--- START GIVEN ENTRIES ---

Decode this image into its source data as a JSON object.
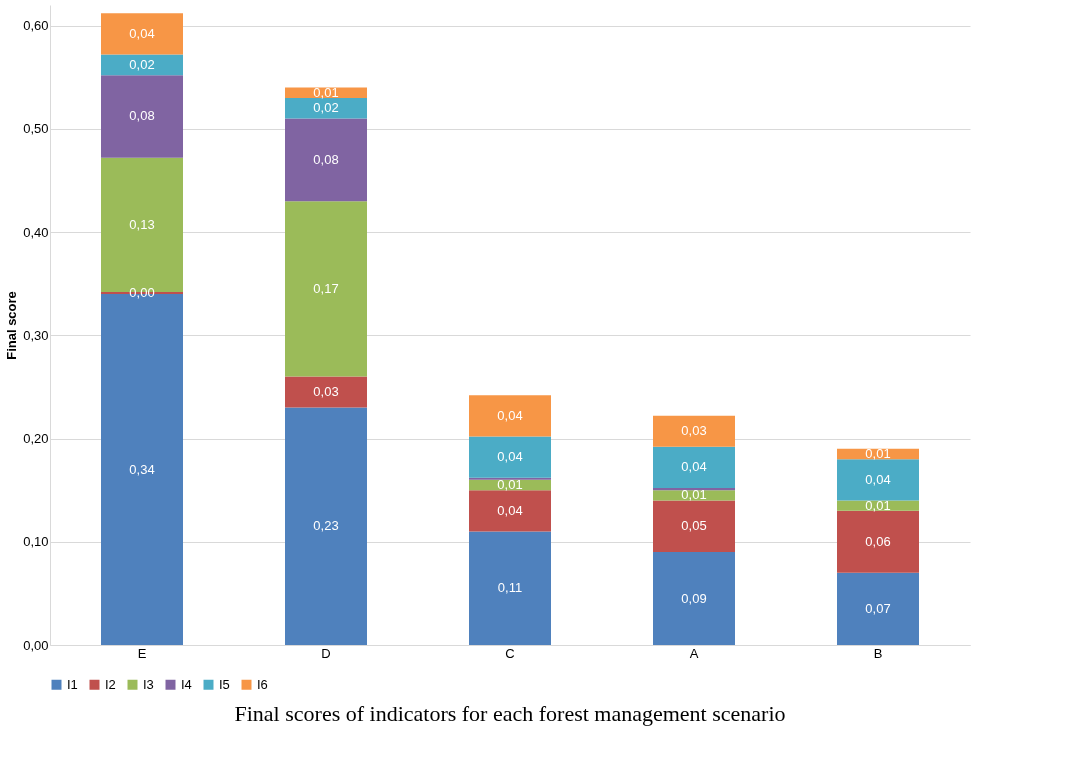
{
  "chart_data": {
    "type": "bar",
    "stacked": true,
    "title": "Final scores of indicators for each forest management scenario",
    "ylabel": "Final score",
    "categories": [
      "E",
      "D",
      "C",
      "A",
      "B"
    ],
    "series": [
      {
        "name": "I1",
        "color": "#4f81bd",
        "values": [
          0.34,
          0.23,
          0.11,
          0.09,
          0.07
        ],
        "value_labels": [
          "0,34",
          "0,23",
          "0,11",
          "0,09",
          "0,07"
        ]
      },
      {
        "name": "I2",
        "color": "#c0504d",
        "values": [
          0.002,
          0.03,
          0.04,
          0.05,
          0.06
        ],
        "value_labels": [
          "0,00",
          "0,03",
          "0,04",
          "0,05",
          "0,06"
        ]
      },
      {
        "name": "I3",
        "color": "#9bbb59",
        "values": [
          0.13,
          0.17,
          0.01,
          0.01,
          0.01
        ],
        "value_labels": [
          "0,13",
          "0,17",
          "0,01",
          "0,01",
          "0,01"
        ]
      },
      {
        "name": "I4",
        "color": "#8064a2",
        "values": [
          0.08,
          0.08,
          0.002,
          0.002,
          0.0
        ],
        "value_labels": [
          "0,08",
          "0,08",
          null,
          null,
          null
        ]
      },
      {
        "name": "I5",
        "color": "#4bacc6",
        "values": [
          0.02,
          0.02,
          0.04,
          0.04,
          0.04
        ],
        "value_labels": [
          "0,02",
          "0,02",
          "0,04",
          "0,04",
          "0,04"
        ]
      },
      {
        "name": "I6",
        "color": "#f79646",
        "values": [
          0.04,
          0.01,
          0.04,
          0.03,
          0.01
        ],
        "value_labels": [
          "0,04",
          "0,01",
          "0,04",
          "0,03",
          "0,01"
        ]
      }
    ],
    "ylim": [
      0,
      0.62
    ],
    "yticks": [
      {
        "value": 0,
        "label": "0,00"
      },
      {
        "value": 0.1,
        "label": "0,10"
      },
      {
        "value": 0.2,
        "label": "0,20"
      },
      {
        "value": 0.3,
        "label": "0,30"
      },
      {
        "value": 0.4,
        "label": "0,40"
      },
      {
        "value": 0.5,
        "label": "0,50"
      },
      {
        "value": 0.6,
        "label": "0,60"
      }
    ],
    "grid": "y",
    "legend": "bottom"
  }
}
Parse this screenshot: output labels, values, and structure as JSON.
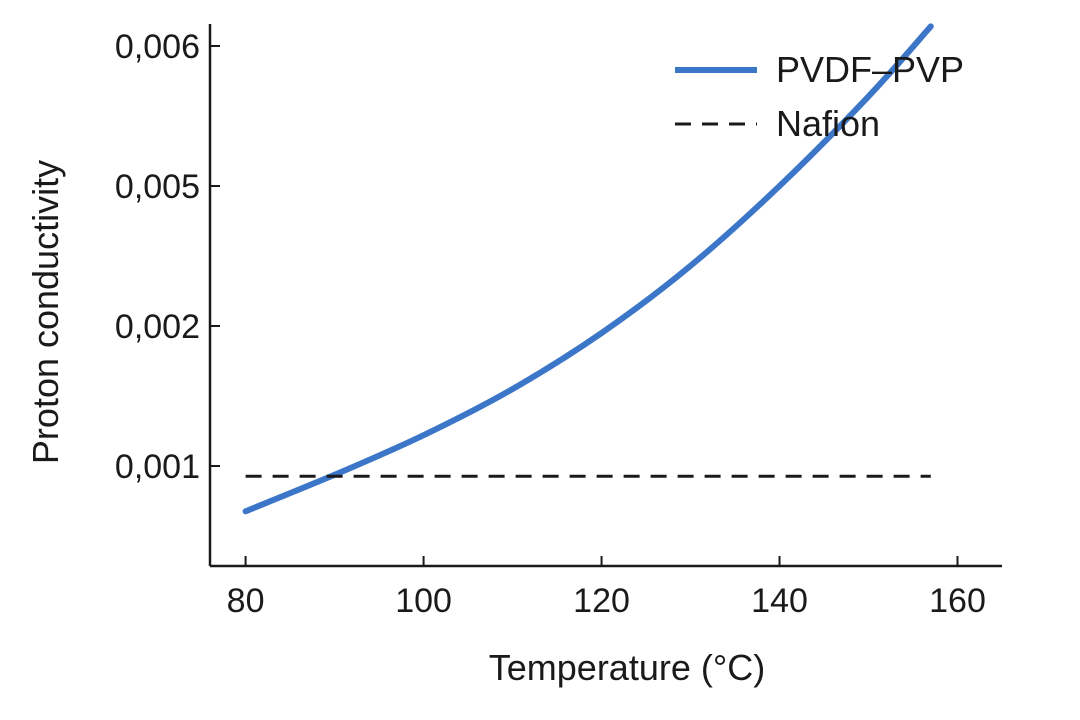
{
  "chart_data": {
    "type": "line",
    "title": "",
    "xlabel": "Temperature (°C)",
    "ylabel": "Proton conductivity",
    "xlim": [
      76,
      165
    ],
    "x_ticks": [
      80,
      100,
      120,
      140,
      160
    ],
    "y_tick_labels": [
      "0,001",
      "0,002",
      "0,005",
      "0,006"
    ],
    "y_scale_note": "tick labels evenly spaced (non-linear labeling); series values below are read against these labeled gridline positions",
    "legend": {
      "position": "top-right",
      "entries": [
        "PVDF–PVP",
        "Nafion"
      ]
    },
    "grid": false,
    "series": [
      {
        "name": "PVDF–PVP",
        "color": "#3b76c9",
        "style": "solid",
        "x": [
          80,
          90,
          100,
          110,
          120,
          130,
          140,
          150,
          157
        ],
        "y_level": [
          0.69,
          0.94,
          1.22,
          1.55,
          1.95,
          2.43,
          3.0,
          3.64,
          4.14
        ]
      },
      {
        "name": "Nafion",
        "color": "#1a1a1a",
        "style": "dashed",
        "x": [
          80,
          157
        ],
        "y_level": [
          0.93,
          0.93
        ]
      }
    ]
  }
}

--- END GIVEN ENTRIES ---

# EXERCISE
Copy out each record shown above without alteration, skipping any picture.

# RESULT OF THE EXERCISE
Decode this image into its source data as a JSON object.
{
  "chart_data": {
    "type": "bar",
    "stacked": true,
    "title": "Final scores of indicators for each forest management scenario",
    "ylabel": "Final score",
    "categories": [
      "E",
      "D",
      "C",
      "A",
      "B"
    ],
    "series": [
      {
        "name": "I1",
        "color": "#4f81bd",
        "values": [
          0.34,
          0.23,
          0.11,
          0.09,
          0.07
        ],
        "value_labels": [
          "0,34",
          "0,23",
          "0,11",
          "0,09",
          "0,07"
        ]
      },
      {
        "name": "I2",
        "color": "#c0504d",
        "values": [
          0.002,
          0.03,
          0.04,
          0.05,
          0.06
        ],
        "value_labels": [
          "0,00",
          "0,03",
          "0,04",
          "0,05",
          "0,06"
        ]
      },
      {
        "name": "I3",
        "color": "#9bbb59",
        "values": [
          0.13,
          0.17,
          0.01,
          0.01,
          0.01
        ],
        "value_labels": [
          "0,13",
          "0,17",
          "0,01",
          "0,01",
          "0,01"
        ]
      },
      {
        "name": "I4",
        "color": "#8064a2",
        "values": [
          0.08,
          0.08,
          0.002,
          0.002,
          0.0
        ],
        "value_labels": [
          "0,08",
          "0,08",
          null,
          null,
          null
        ]
      },
      {
        "name": "I5",
        "color": "#4bacc6",
        "values": [
          0.02,
          0.02,
          0.04,
          0.04,
          0.04
        ],
        "value_labels": [
          "0,02",
          "0,02",
          "0,04",
          "0,04",
          "0,04"
        ]
      },
      {
        "name": "I6",
        "color": "#f79646",
        "values": [
          0.04,
          0.01,
          0.04,
          0.03,
          0.01
        ],
        "value_labels": [
          "0,04",
          "0,01",
          "0,04",
          "0,03",
          "0,01"
        ]
      }
    ],
    "ylim": [
      0,
      0.62
    ],
    "yticks": [
      {
        "value": 0,
        "label": "0,00"
      },
      {
        "value": 0.1,
        "label": "0,10"
      },
      {
        "value": 0.2,
        "label": "0,20"
      },
      {
        "value": 0.3,
        "label": "0,30"
      },
      {
        "value": 0.4,
        "label": "0,40"
      },
      {
        "value": 0.5,
        "label": "0,50"
      },
      {
        "value": 0.6,
        "label": "0,60"
      }
    ],
    "grid": "y",
    "legend": "bottom"
  }
}
Parse this screenshot: output labels, values, and structure as JSON.
{
  "chart_data": {
    "type": "line",
    "title": "",
    "xlabel": "Temperature (°C)",
    "ylabel": "Proton conductivity",
    "xlim": [
      76,
      165
    ],
    "x_ticks": [
      80,
      100,
      120,
      140,
      160
    ],
    "y_tick_labels": [
      "0,001",
      "0,002",
      "0,005",
      "0,006"
    ],
    "y_scale_note": "tick labels evenly spaced (non-linear labeling); series values below are read against these labeled gridline positions",
    "legend": {
      "position": "top-right",
      "entries": [
        "PVDF–PVP",
        "Nafion"
      ]
    },
    "grid": false,
    "series": [
      {
        "name": "PVDF–PVP",
        "color": "#3b76c9",
        "style": "solid",
        "x": [
          80,
          90,
          100,
          110,
          120,
          130,
          140,
          150,
          157
        ],
        "y_level": [
          0.69,
          0.94,
          1.22,
          1.55,
          1.95,
          2.43,
          3.0,
          3.64,
          4.14
        ]
      },
      {
        "name": "Nafion",
        "color": "#1a1a1a",
        "style": "dashed",
        "x": [
          80,
          157
        ],
        "y_level": [
          0.93,
          0.93
        ]
      }
    ]
  }
}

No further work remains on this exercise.